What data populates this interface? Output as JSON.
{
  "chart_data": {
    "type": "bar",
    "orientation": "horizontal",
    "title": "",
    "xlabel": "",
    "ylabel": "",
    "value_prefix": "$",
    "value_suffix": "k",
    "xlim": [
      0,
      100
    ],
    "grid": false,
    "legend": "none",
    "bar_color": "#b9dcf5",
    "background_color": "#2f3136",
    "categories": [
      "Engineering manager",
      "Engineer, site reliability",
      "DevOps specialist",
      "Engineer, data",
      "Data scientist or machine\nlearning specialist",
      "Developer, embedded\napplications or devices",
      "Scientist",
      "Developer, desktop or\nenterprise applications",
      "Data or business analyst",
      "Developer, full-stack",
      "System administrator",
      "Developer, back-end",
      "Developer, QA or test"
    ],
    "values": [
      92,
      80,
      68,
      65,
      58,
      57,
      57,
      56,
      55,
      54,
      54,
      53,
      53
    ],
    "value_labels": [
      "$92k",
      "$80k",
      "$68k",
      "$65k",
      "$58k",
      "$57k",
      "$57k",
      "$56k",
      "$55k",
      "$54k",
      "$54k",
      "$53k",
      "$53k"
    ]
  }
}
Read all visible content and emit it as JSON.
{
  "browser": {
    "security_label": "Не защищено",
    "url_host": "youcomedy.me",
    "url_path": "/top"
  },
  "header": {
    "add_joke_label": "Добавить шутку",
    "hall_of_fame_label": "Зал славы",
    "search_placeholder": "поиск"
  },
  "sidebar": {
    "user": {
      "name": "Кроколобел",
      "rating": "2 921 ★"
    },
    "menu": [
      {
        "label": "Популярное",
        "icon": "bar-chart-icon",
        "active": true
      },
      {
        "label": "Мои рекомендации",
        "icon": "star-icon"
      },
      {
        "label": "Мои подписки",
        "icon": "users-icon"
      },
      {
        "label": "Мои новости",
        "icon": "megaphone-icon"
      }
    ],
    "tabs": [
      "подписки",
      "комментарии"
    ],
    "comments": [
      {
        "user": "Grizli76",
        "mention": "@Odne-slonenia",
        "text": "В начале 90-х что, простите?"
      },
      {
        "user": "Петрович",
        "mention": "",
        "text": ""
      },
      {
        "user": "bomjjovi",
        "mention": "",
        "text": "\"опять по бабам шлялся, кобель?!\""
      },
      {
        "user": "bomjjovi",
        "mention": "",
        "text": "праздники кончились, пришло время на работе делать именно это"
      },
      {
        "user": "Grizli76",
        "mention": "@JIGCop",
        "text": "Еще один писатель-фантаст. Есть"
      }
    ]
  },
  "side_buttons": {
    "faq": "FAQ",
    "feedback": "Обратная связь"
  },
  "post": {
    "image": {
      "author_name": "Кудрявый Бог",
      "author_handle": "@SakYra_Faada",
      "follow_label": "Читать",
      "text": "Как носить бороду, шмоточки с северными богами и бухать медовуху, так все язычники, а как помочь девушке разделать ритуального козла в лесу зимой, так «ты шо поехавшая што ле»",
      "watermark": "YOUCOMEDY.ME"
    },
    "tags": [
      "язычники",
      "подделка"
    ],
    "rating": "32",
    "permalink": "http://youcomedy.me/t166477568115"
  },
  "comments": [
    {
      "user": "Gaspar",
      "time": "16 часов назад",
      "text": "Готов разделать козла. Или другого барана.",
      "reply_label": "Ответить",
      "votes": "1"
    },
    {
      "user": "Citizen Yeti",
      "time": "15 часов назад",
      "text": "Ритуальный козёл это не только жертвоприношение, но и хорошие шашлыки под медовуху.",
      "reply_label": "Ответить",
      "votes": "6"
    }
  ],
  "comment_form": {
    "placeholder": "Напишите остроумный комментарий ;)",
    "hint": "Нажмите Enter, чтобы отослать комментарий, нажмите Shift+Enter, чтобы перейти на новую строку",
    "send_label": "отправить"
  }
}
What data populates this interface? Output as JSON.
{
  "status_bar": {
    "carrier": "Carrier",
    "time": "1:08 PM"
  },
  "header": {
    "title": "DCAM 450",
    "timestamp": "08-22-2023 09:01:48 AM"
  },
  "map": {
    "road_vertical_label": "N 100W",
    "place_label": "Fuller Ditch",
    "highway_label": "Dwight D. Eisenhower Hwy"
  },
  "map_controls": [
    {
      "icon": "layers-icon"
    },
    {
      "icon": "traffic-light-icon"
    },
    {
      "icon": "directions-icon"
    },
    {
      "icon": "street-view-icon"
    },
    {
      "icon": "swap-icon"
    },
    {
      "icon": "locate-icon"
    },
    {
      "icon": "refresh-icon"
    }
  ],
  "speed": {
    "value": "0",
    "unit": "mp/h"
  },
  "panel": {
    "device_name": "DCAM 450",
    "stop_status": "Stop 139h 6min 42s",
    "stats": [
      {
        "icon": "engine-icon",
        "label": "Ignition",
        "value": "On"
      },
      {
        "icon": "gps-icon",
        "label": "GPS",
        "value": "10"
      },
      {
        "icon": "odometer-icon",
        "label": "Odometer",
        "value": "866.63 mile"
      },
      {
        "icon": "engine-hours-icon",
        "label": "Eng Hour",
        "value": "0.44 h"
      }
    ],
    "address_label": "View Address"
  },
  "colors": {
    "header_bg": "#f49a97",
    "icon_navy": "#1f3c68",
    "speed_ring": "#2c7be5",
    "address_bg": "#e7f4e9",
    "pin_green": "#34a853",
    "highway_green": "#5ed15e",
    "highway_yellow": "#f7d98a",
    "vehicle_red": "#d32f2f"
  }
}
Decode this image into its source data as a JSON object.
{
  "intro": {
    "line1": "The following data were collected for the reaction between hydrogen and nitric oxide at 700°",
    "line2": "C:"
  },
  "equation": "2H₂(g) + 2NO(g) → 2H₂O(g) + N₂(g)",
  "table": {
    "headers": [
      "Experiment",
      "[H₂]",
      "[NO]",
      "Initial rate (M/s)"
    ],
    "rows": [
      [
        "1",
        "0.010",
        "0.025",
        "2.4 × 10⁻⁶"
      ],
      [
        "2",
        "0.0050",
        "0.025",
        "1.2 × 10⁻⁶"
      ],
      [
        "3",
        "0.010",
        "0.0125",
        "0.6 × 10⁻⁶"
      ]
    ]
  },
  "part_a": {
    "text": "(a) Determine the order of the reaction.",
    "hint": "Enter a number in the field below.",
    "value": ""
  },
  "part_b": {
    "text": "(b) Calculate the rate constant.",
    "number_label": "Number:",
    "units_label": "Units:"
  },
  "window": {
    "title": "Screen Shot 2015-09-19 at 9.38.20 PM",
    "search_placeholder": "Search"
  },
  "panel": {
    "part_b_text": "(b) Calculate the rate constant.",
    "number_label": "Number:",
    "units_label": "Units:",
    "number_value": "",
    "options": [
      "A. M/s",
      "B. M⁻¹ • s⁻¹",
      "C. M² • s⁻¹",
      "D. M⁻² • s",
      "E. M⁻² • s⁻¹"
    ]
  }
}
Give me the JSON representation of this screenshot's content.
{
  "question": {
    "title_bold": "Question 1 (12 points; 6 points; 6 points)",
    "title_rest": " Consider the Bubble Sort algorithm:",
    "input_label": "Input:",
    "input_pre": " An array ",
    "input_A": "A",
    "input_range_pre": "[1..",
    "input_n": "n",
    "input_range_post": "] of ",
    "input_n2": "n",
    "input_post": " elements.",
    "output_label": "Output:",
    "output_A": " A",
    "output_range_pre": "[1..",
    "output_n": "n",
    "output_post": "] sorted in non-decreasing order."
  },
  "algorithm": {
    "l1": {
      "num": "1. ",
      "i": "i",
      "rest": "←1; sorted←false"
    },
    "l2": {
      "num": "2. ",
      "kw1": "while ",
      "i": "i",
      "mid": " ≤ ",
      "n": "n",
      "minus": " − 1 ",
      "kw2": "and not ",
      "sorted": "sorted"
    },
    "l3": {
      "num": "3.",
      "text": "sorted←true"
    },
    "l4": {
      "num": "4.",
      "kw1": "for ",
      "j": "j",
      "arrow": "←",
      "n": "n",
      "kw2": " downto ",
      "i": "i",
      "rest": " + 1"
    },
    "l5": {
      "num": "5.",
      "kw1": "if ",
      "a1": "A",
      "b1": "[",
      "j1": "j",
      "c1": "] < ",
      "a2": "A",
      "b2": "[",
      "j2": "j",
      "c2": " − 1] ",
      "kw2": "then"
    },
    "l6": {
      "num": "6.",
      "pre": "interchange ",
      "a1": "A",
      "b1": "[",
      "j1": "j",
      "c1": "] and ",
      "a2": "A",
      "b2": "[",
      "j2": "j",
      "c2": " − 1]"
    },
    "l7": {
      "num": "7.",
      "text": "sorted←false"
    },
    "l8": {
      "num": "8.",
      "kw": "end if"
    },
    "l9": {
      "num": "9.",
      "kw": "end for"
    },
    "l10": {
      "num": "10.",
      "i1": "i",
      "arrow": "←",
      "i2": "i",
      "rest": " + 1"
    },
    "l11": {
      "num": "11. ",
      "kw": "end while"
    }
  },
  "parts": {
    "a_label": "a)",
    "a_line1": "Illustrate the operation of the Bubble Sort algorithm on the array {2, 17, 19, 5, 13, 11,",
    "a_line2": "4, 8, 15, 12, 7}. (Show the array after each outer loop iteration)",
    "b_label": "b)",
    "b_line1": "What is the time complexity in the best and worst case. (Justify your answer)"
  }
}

• [PROBLEM TO SOLVE]:
Identify each line in the records above containing the word "hint"; copy those lines.

• [ANSWER FOR THIS EXERCISE]:
    "hint": "Нажмите Enter, чтобы отослать комментарий, нажмите Shift+Enter, чтобы перейти на новую строку",
    "hint": "Enter a number in the field below.",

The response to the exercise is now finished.